Search the data for the word "this" and copy every line where it occurs.

## BEGIN DATA SECTION

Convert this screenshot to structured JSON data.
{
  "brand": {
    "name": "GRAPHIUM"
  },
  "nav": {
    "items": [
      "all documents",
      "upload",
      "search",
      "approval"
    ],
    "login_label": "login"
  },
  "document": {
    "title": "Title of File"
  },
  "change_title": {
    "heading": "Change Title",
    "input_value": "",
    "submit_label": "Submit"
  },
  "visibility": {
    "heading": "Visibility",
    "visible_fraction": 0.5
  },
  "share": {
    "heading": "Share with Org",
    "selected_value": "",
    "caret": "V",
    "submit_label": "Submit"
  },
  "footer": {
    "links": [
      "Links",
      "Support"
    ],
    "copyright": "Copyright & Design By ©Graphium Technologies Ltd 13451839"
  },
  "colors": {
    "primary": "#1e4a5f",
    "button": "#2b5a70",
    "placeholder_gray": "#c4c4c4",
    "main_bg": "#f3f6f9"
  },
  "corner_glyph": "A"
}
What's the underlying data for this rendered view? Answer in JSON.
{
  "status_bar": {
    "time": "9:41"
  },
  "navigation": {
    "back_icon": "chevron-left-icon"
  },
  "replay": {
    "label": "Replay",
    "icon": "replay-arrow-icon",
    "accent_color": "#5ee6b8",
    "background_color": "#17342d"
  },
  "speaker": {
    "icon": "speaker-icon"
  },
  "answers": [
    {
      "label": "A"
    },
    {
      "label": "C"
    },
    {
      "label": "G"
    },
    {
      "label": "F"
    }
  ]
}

## END DATA SECTION

- _FINAL RESULT_
Convert this screenshot to structured JSON data.
What's the underlying data for this rendered view? Answer in JSON.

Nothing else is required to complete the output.